== Dataset rows ==
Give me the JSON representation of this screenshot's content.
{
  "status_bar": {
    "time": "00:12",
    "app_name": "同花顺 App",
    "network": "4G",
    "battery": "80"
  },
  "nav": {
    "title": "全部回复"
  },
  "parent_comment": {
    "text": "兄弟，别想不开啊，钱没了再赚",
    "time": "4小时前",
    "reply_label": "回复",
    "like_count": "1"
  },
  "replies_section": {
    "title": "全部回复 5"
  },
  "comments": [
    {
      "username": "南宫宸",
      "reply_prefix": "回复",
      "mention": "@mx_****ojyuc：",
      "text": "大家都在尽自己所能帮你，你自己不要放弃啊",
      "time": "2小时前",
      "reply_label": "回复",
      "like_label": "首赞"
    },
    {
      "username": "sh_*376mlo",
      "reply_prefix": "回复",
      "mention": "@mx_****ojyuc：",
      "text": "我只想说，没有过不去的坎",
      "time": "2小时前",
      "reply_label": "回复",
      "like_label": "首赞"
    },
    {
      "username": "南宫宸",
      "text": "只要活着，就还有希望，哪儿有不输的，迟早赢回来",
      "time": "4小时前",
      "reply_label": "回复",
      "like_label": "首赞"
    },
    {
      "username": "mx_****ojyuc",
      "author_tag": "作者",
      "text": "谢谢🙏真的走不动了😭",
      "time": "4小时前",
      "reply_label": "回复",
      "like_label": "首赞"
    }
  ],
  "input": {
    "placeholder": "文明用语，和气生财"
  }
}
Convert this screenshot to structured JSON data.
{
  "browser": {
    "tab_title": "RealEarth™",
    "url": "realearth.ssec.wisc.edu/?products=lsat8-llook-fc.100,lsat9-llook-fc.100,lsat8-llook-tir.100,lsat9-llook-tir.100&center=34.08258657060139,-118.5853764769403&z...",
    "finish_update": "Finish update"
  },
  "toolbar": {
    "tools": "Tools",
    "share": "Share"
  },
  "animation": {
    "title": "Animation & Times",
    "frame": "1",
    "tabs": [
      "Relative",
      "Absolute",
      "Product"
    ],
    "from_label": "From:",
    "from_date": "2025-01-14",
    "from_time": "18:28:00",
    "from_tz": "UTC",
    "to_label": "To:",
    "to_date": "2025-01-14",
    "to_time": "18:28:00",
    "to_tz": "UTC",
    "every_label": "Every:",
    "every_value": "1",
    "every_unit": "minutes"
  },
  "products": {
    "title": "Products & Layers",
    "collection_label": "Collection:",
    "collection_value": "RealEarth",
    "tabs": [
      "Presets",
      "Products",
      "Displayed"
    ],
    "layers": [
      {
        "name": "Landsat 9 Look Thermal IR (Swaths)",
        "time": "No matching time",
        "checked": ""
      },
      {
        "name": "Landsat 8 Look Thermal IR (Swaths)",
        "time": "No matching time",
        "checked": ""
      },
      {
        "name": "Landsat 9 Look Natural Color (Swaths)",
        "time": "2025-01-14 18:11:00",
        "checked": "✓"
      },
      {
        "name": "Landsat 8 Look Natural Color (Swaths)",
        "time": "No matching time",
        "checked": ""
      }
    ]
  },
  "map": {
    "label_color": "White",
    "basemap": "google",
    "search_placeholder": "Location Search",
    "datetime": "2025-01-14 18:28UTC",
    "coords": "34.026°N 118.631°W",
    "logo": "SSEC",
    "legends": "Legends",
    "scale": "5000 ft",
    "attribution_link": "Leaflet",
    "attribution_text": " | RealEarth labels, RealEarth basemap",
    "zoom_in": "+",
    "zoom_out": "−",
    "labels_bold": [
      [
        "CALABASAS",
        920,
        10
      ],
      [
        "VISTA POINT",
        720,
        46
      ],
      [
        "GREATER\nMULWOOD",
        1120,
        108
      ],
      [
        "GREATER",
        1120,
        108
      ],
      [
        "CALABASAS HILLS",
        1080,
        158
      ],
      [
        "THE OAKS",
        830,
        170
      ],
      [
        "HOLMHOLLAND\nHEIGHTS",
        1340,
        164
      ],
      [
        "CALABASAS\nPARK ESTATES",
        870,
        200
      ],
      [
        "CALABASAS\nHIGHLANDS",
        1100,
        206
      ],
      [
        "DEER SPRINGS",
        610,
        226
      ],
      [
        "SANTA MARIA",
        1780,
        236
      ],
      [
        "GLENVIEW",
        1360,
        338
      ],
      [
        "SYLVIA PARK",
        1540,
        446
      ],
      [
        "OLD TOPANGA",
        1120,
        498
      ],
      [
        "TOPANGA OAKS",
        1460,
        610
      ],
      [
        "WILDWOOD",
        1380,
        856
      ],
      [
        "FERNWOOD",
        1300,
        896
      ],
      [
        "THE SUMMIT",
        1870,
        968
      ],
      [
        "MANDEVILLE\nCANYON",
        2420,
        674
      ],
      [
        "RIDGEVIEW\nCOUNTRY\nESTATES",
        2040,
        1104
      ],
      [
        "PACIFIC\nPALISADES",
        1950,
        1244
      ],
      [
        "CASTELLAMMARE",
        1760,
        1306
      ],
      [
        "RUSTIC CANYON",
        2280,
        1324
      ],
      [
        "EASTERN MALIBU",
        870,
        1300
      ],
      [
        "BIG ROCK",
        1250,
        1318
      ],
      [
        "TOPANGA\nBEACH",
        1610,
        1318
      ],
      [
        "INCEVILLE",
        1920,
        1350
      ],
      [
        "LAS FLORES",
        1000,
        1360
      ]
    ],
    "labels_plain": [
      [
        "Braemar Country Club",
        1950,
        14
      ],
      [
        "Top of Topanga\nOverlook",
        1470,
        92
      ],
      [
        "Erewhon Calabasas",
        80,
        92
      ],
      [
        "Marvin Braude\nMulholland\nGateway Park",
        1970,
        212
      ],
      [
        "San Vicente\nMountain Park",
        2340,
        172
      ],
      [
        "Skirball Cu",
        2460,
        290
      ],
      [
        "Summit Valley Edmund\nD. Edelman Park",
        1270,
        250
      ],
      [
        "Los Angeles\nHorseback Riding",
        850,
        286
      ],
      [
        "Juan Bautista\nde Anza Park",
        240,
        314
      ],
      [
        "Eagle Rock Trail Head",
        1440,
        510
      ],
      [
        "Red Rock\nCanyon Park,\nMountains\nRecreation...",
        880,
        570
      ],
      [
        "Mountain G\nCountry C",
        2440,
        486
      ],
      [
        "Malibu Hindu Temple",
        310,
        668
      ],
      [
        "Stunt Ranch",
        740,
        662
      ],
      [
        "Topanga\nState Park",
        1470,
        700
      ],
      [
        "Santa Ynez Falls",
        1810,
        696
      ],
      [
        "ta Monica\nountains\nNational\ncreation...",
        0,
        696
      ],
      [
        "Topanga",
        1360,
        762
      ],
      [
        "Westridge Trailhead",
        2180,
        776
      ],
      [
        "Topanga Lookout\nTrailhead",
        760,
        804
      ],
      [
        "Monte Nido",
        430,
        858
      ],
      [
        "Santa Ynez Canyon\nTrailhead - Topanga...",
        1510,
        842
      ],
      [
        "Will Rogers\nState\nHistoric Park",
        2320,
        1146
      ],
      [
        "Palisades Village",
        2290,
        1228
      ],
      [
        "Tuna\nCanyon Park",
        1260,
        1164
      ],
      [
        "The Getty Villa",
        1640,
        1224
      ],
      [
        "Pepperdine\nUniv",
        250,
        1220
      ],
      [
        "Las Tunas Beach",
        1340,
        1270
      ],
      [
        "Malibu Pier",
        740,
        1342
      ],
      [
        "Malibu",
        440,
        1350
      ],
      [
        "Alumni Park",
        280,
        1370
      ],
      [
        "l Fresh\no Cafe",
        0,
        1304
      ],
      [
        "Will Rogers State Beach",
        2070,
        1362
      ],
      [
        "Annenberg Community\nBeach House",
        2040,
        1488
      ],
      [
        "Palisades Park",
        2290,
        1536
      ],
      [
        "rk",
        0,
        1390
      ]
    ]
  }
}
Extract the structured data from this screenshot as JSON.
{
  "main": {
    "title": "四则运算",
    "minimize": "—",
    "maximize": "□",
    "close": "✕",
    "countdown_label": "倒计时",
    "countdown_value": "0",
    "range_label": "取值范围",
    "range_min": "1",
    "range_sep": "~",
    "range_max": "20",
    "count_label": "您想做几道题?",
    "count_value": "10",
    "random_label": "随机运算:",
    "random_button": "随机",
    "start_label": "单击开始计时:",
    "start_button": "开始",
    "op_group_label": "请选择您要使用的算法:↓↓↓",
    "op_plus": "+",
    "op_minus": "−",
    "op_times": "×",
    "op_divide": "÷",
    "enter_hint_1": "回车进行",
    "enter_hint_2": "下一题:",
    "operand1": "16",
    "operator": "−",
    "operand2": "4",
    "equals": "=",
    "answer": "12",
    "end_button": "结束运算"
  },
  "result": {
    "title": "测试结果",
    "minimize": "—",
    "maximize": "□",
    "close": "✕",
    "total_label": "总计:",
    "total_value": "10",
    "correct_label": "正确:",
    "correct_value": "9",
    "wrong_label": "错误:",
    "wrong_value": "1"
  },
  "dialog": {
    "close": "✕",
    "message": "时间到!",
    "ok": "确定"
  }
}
===
- Set problem: Find the word "username" in the material, then list each line that holds it.

- Correct output:
      "username": "南宫宸",
      "username": "sh_*376mlo",
      "username": "南宫宸",
      "username": "mx_****ojyuc",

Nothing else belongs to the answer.